TASK DETAILS> For every line in the data below that contains "økonomiske", copy the line.

Extracted records
-=-=-=-=-

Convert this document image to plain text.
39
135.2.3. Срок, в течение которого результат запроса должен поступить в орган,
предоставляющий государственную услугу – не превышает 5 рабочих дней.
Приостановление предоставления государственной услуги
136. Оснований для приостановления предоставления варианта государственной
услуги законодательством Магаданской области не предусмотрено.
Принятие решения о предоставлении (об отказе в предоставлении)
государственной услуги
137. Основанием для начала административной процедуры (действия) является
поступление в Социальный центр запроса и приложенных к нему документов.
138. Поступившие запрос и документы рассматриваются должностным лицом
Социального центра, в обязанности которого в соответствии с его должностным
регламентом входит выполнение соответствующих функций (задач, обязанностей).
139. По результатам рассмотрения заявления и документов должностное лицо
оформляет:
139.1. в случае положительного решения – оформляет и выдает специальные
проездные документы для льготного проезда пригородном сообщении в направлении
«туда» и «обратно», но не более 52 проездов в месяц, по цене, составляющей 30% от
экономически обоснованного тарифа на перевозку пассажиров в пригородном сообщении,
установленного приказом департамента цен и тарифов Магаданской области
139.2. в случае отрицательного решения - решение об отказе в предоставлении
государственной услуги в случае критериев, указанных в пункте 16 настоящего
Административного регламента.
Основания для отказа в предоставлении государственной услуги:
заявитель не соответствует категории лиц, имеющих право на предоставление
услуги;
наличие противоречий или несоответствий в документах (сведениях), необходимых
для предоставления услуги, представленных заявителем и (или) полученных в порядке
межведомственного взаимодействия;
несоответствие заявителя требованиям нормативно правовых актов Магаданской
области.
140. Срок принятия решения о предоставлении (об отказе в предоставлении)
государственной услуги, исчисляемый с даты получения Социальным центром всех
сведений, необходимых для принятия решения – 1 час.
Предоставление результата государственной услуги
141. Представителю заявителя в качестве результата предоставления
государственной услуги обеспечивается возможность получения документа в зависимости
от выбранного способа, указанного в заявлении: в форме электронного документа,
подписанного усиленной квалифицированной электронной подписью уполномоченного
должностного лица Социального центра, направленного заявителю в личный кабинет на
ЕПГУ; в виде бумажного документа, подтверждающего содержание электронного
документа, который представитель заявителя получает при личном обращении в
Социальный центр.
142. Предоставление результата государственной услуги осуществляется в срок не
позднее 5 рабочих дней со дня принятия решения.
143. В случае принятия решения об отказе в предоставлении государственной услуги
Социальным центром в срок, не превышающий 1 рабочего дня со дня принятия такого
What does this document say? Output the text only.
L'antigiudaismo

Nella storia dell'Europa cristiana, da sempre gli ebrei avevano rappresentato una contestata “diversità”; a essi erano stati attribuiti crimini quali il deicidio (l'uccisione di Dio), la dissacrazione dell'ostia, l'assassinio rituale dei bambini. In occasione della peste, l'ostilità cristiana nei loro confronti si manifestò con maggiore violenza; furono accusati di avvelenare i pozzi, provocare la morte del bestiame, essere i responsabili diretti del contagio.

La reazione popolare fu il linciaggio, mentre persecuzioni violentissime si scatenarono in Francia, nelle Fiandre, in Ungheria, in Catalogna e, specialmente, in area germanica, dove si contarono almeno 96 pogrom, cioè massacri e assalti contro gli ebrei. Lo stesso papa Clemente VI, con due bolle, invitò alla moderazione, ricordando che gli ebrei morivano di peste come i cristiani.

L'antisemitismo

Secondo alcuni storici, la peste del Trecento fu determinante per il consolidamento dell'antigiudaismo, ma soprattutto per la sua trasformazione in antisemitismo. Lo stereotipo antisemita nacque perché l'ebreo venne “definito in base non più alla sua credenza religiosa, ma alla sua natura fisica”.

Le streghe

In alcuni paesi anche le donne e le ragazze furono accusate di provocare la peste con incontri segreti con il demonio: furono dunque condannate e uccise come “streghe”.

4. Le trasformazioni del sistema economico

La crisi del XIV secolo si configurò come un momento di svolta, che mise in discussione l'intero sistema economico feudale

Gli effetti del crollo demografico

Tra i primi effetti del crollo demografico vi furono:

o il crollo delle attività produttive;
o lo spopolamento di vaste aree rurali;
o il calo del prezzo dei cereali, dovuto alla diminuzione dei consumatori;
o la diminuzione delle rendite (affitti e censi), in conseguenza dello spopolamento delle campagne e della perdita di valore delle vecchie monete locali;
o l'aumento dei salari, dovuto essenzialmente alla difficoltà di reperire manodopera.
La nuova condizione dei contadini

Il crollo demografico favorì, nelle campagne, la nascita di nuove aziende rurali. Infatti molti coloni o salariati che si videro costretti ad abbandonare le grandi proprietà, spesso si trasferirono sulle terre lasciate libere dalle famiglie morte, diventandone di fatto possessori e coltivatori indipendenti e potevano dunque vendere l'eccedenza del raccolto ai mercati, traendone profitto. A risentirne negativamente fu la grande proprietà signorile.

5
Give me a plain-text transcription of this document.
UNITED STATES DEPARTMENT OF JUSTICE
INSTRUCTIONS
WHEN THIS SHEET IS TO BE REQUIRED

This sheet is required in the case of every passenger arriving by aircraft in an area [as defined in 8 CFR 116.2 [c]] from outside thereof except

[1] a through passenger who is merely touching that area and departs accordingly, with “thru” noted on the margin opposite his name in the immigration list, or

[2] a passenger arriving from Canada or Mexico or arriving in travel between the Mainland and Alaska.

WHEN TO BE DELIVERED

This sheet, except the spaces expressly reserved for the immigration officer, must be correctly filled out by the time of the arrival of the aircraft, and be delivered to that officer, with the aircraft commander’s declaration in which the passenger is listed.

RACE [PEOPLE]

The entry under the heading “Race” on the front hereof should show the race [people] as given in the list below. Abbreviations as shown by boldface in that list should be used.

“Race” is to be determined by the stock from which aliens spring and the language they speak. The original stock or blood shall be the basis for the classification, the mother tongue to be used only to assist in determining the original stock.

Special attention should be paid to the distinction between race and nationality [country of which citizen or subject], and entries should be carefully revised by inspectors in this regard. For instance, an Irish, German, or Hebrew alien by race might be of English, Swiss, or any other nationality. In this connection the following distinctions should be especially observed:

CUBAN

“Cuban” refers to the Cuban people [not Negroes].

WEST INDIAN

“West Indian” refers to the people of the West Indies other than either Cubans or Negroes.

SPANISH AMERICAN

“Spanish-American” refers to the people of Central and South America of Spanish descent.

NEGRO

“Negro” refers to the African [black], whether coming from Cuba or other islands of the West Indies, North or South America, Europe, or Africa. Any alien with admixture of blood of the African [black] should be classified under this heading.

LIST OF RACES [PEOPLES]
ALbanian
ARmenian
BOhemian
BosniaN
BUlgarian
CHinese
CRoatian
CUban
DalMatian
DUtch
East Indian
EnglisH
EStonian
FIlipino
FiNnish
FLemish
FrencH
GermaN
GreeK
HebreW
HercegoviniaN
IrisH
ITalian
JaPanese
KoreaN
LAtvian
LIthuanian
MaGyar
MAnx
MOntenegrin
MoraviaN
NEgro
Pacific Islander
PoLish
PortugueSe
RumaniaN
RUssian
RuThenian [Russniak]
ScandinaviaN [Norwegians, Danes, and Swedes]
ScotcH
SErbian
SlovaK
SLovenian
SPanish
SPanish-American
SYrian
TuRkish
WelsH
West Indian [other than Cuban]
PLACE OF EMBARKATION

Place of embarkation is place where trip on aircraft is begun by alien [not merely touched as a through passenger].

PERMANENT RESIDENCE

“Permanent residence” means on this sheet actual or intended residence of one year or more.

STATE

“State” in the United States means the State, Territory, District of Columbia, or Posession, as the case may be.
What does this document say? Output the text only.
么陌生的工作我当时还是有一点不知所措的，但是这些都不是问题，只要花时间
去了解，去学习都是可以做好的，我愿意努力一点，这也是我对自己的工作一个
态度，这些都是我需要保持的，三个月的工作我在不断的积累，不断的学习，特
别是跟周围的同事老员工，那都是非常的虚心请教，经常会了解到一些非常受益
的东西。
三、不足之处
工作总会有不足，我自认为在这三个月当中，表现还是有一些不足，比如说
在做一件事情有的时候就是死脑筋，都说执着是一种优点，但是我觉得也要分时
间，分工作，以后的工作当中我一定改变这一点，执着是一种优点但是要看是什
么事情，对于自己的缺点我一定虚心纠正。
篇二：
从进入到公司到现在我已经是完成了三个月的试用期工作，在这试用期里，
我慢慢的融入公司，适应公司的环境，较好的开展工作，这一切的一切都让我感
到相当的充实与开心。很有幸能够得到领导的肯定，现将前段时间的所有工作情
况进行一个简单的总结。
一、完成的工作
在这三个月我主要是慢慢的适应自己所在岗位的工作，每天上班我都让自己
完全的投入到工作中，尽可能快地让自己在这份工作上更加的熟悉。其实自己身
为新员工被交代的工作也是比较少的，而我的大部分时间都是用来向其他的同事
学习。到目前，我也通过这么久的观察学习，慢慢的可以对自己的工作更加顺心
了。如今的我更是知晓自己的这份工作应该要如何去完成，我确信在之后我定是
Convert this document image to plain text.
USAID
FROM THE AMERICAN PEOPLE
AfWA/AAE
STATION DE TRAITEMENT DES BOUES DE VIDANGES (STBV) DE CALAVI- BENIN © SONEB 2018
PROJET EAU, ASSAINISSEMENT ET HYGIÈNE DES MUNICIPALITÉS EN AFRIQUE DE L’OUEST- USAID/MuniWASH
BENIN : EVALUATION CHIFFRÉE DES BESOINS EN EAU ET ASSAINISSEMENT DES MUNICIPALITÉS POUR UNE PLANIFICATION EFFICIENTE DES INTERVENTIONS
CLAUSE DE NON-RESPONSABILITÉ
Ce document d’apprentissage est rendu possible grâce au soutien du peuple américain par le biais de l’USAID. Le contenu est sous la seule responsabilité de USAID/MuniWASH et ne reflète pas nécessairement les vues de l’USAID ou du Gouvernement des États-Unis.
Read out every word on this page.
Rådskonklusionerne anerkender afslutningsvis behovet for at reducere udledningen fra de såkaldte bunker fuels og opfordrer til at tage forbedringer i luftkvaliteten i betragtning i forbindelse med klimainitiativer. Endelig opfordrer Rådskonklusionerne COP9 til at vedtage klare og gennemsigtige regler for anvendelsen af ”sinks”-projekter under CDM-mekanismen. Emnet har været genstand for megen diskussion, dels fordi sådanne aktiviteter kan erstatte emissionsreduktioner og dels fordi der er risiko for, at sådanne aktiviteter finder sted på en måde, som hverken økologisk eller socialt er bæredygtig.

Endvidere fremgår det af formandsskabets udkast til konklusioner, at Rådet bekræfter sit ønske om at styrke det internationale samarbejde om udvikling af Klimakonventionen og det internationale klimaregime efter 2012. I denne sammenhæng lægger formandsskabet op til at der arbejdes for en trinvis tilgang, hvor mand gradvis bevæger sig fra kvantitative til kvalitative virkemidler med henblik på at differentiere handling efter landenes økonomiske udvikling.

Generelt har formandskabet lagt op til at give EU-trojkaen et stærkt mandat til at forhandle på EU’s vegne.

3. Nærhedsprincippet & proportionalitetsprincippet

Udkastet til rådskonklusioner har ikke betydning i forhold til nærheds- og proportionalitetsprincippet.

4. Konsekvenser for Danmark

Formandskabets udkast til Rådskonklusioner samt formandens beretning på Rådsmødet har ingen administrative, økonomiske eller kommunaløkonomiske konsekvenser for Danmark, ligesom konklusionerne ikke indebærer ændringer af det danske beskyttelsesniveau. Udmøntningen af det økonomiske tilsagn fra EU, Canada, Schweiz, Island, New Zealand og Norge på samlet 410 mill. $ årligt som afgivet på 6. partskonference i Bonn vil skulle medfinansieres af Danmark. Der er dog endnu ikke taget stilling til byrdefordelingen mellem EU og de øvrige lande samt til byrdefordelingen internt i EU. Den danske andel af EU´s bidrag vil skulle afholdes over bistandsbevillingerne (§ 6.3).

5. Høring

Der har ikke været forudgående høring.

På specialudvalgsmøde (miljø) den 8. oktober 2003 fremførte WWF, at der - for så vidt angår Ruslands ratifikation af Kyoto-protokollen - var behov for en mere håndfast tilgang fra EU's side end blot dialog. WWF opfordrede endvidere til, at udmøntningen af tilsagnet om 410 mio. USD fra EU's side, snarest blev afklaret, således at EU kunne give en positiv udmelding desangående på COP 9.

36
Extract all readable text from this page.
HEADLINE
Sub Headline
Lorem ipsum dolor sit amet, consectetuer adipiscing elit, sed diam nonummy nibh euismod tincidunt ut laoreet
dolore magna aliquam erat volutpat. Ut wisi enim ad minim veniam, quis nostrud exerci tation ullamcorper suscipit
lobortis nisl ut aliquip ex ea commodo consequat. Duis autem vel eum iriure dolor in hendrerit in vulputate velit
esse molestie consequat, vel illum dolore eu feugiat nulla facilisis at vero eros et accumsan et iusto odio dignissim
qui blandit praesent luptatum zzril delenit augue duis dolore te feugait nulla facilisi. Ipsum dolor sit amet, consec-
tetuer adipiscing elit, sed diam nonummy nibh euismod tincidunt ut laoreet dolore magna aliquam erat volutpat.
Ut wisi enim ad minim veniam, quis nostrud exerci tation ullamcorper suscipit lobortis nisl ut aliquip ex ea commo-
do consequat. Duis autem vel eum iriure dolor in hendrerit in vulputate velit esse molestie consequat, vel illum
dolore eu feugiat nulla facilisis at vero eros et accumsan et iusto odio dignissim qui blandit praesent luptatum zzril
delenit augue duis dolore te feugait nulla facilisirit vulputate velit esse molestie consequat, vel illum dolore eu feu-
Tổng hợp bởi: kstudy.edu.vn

-=-=-=-=-

CORRECT OUTPUT>
Endvidere fremgår det af formandsskabets udkast til konklusioner, at Rådet bekræfter sit ønske om at styrke det internationale samarbejde om udvikling af Klimakonventionen og det internationale klimaregime efter 2012. I denne sammenhæng lægger formandsskabet op til at der arbejdes for en trinvis tilgang, hvor mand gradvis bevæger sig fra kvantitative til kvalitative virkemidler med henblik på at differentiere handling efter landenes økonomiske udvikling.
Formandskabets udkast til Rådskonklusioner samt formandens beretning på Rådsmødet har ingen administrative, økonomiske eller kommunaløkonomiske konsekvenser for Danmark, ligesom konklusionerne ikke indebærer ændringer af det danske beskyttelsesniveau. Udmøntningen af det økonomiske tilsagn fra EU, Canada, Schweiz, Island, New Zealand og Norge på samlet 410 mill. $ årligt som afgivet på 6. partskonference i Bonn vil skulle medfinansieres af Danmark. Der er dog endnu ikke taget stilling til byrdefordelingen mellem EU og de øvrige lande samt til byrdefordelingen internt i EU. Den danske andel af EU´s bidrag vil skulle afholdes over bistandsbevillingerne (§ 6.3).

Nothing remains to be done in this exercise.